■ Your goal ■
Scan the material for the word "Systems", and copy each line where it shows up.

....................

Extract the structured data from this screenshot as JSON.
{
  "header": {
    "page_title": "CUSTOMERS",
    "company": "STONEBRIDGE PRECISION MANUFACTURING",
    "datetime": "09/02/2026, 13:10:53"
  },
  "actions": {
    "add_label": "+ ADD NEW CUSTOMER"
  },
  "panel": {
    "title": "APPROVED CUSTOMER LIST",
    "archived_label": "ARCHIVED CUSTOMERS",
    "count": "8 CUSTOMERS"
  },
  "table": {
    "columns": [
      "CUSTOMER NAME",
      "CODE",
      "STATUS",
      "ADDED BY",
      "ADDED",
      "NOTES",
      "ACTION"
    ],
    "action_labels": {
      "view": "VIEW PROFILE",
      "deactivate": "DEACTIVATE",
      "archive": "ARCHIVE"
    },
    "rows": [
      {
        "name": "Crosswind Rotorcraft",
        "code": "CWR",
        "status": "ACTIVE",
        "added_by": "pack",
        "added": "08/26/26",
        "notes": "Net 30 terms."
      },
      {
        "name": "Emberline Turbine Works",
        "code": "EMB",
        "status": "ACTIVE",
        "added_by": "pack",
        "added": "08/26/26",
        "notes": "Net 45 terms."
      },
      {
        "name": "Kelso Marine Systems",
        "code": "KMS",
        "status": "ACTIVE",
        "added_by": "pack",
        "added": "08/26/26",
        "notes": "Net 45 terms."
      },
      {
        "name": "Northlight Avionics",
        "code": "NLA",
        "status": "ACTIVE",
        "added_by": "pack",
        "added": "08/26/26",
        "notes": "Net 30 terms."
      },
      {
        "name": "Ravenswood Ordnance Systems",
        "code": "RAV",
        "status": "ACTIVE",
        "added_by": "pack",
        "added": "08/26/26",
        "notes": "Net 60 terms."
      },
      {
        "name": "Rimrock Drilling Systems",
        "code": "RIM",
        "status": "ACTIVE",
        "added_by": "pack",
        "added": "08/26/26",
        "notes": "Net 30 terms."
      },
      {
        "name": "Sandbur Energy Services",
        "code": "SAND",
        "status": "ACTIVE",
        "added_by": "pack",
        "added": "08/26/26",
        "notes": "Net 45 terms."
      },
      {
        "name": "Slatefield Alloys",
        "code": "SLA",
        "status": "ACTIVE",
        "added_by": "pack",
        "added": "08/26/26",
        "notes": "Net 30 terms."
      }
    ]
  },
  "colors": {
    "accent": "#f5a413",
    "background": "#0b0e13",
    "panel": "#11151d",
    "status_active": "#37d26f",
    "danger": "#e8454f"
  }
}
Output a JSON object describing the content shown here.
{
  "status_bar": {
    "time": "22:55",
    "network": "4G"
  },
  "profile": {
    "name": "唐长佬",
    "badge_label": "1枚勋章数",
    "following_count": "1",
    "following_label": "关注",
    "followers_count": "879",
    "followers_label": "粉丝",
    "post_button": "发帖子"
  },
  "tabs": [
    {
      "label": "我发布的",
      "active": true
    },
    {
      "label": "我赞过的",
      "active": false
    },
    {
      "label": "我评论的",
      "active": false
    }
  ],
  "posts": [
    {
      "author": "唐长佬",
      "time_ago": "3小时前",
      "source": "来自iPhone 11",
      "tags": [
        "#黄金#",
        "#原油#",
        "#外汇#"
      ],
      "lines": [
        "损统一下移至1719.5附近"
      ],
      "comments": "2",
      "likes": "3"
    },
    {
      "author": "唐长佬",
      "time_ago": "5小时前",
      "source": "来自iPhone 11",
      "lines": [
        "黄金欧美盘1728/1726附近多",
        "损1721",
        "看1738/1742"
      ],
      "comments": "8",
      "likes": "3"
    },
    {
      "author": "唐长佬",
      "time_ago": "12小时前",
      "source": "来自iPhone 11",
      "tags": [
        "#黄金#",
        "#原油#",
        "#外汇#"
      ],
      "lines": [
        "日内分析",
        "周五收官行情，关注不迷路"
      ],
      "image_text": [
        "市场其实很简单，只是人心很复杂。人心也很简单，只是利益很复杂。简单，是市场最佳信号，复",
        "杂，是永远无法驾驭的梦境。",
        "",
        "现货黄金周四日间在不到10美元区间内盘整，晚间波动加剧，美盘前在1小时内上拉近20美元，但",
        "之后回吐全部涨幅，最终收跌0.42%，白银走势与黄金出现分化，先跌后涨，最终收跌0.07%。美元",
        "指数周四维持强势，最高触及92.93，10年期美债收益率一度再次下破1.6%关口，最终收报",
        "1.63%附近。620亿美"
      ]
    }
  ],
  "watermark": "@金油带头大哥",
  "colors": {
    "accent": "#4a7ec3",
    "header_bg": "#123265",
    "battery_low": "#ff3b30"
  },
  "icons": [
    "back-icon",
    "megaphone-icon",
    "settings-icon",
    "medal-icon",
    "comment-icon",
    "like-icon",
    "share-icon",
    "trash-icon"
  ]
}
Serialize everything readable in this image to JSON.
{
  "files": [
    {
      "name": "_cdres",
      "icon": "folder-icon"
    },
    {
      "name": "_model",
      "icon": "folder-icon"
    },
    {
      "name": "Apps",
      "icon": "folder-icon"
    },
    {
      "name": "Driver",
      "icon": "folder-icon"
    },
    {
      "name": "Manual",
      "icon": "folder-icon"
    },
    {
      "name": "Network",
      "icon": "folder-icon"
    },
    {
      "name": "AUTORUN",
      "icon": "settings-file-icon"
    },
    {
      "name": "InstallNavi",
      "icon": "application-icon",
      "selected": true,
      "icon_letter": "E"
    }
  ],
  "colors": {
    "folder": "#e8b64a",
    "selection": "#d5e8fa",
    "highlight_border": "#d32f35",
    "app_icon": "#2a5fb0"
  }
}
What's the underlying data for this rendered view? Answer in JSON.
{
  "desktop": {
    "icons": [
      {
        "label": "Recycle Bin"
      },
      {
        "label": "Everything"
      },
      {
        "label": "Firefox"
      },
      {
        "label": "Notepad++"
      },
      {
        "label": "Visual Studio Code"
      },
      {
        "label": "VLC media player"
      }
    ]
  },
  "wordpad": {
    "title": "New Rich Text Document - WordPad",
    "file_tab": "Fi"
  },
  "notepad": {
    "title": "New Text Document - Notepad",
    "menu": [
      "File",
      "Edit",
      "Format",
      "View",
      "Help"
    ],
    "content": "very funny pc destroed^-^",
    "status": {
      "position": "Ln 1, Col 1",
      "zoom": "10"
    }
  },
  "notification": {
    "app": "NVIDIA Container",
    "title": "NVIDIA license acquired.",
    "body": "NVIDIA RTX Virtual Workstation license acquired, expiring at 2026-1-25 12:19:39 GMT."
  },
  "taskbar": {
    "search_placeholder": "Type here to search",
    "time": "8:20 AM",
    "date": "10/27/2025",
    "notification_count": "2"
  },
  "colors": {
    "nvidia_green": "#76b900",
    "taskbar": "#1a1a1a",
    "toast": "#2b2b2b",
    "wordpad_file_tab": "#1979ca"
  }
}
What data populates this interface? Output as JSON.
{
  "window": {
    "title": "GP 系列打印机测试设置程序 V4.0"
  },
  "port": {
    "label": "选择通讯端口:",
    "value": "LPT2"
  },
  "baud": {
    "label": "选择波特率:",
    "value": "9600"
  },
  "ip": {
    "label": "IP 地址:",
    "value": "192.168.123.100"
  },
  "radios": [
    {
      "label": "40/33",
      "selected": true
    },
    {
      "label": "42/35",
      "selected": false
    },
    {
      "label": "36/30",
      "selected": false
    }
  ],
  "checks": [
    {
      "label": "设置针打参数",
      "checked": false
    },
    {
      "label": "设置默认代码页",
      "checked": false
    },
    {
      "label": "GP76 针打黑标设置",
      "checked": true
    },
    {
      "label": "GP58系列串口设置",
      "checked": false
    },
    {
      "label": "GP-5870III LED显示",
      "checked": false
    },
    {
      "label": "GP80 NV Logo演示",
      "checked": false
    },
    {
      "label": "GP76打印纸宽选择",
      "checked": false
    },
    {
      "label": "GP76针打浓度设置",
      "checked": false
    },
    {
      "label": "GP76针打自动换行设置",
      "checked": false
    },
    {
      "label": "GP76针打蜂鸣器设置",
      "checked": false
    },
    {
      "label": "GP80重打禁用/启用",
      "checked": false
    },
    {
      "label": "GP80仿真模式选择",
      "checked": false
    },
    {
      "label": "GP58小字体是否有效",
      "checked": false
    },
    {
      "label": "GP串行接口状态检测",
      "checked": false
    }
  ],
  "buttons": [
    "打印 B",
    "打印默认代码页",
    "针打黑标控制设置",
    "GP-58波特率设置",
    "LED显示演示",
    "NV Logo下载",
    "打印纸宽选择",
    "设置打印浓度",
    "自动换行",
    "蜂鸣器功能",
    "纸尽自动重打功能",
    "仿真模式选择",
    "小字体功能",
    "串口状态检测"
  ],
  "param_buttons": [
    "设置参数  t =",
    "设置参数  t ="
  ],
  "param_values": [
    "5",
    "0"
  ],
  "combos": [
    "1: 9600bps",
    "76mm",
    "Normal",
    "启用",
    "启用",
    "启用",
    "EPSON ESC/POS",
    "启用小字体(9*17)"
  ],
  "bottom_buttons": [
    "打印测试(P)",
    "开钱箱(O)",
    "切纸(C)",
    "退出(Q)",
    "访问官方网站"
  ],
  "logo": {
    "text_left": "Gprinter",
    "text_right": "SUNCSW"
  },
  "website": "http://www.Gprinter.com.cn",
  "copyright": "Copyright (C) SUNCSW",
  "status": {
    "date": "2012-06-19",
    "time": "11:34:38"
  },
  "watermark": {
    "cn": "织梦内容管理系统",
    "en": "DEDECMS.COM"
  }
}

....................

■ Output ■
        "name": "Kelso Marine Systems",
        "name": "Ravenswood Ordnance Systems",
        "name": "Rimrock Drilling Systems",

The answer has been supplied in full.